**PROBLEM DESCRIPTION:** Reproduce the entries word for word, and omit any picture you find in them.

+===+

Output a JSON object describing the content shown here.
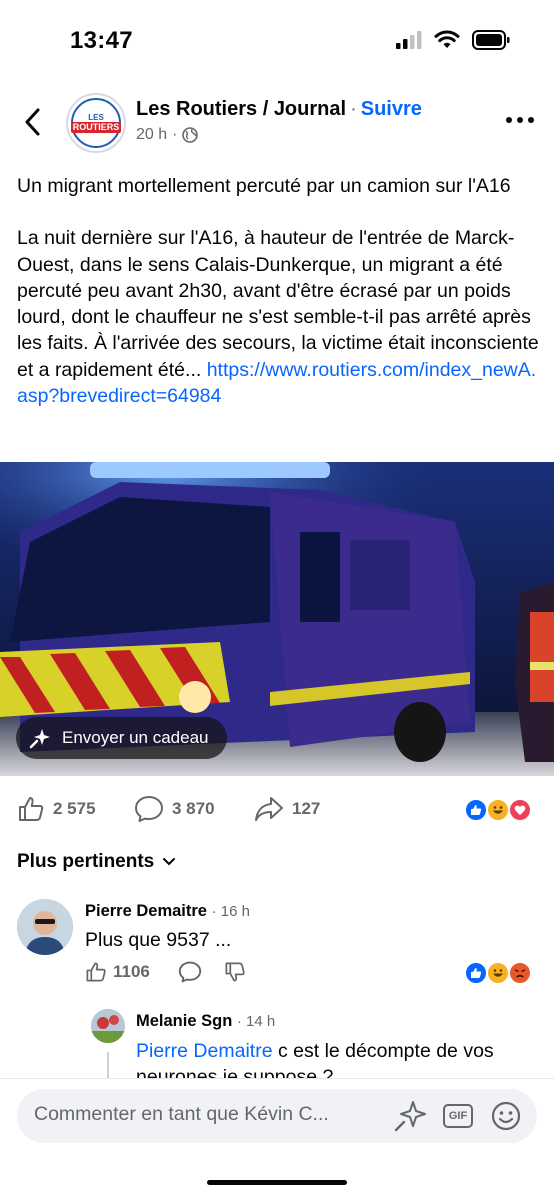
{
  "status_bar": {
    "time": "13:47"
  },
  "header": {
    "page_name": "Les Routiers / Journal",
    "separator": "·",
    "follow_label": "Suivre",
    "time_ago": "20 h",
    "meta_sep": "·",
    "logo_top": "LES",
    "logo_main": "ROUTIERS"
  },
  "post": {
    "title": "Un migrant mortellement percuté par un camion sur l'A16",
    "body": "La nuit dernière sur l'A16, à hauteur de l'entrée de Marck-Ouest, dans le sens Calais-Dunkerque, un migrant a été percuté peu avant 2h30, avant d'être écrasé par un poids lourd, dont le chauffeur ne s'est semble-t-il pas arrêté après les faits. À l'arrivée des secours, la victime était inconsciente et a rapidement été... ",
    "link": "https://www.routiers.com/index_newA.asp?brevedirect=64984",
    "gift_label": "Envoyer un cadeau",
    "likes": "2 575",
    "comments": "3 870",
    "shares": "127"
  },
  "sort": {
    "label": "Plus pertinents"
  },
  "comments": [
    {
      "author": "Pierre Demaitre",
      "time": "· 16 h",
      "text": "Plus que 9537 ...",
      "likes": "1106"
    },
    {
      "author": "Melanie Sgn",
      "time": "· 14 h",
      "mention": "Pierre Demaitre",
      "text": " c est le décompte de vos",
      "text_cont": "neurones je suppose ?"
    }
  ],
  "composer": {
    "placeholder": "Commenter en tant que Kévin C...",
    "gif_label": "GIF"
  },
  "colors": {
    "accent": "#0866ff",
    "muted": "#65676b"
  }
}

+===+

**THE REPLY:**
Output a JSON object describing the content shown here.
{
  "status_bar": {
    "time": "13:47"
  },
  "header": {
    "page_name": "Les Routiers / Journal",
    "separator": "·",
    "follow_label": "Suivre",
    "time_ago": "20 h",
    "meta_sep": "·",
    "logo_top": "LES",
    "logo_main": "ROUTIERS"
  },
  "post": {
    "title": "Un migrant mortellement percuté par un camion sur l'A16",
    "body": "La nuit dernière sur l'A16, à hauteur de l'entrée de Marck-Ouest, dans le sens Calais-Dunkerque, un migrant a été percuté peu avant 2h30, avant d'être écrasé par un poids lourd, dont le chauffeur ne s'est semble-t-il pas arrêté après les faits. À l'arrivée des secours, la victime était inconsciente et a rapidement été... ",
    "link": "https://www.routiers.com/index_newA.asp?brevedirect=64984",
    "gift_label": "Envoyer un cadeau",
    "likes": "2 575",
    "comments": "3 870",
    "shares": "127"
  },
  "sort": {
    "label": "Plus pertinents"
  },
  "comments": [
    {
      "author": "Pierre Demaitre",
      "time": "· 16 h",
      "text": "Plus que 9537 ...",
      "likes": "1106"
    },
    {
      "author": "Melanie Sgn",
      "time": "· 14 h",
      "mention": "Pierre Demaitre",
      "text": " c est le décompte de vos",
      "text_cont": "neurones je suppose ?"
    }
  ],
  "composer": {
    "placeholder": "Commenter en tant que Kévin C...",
    "gif_label": "GIF"
  },
  "colors": {
    "accent": "#0866ff",
    "muted": "#65676b"
  }
}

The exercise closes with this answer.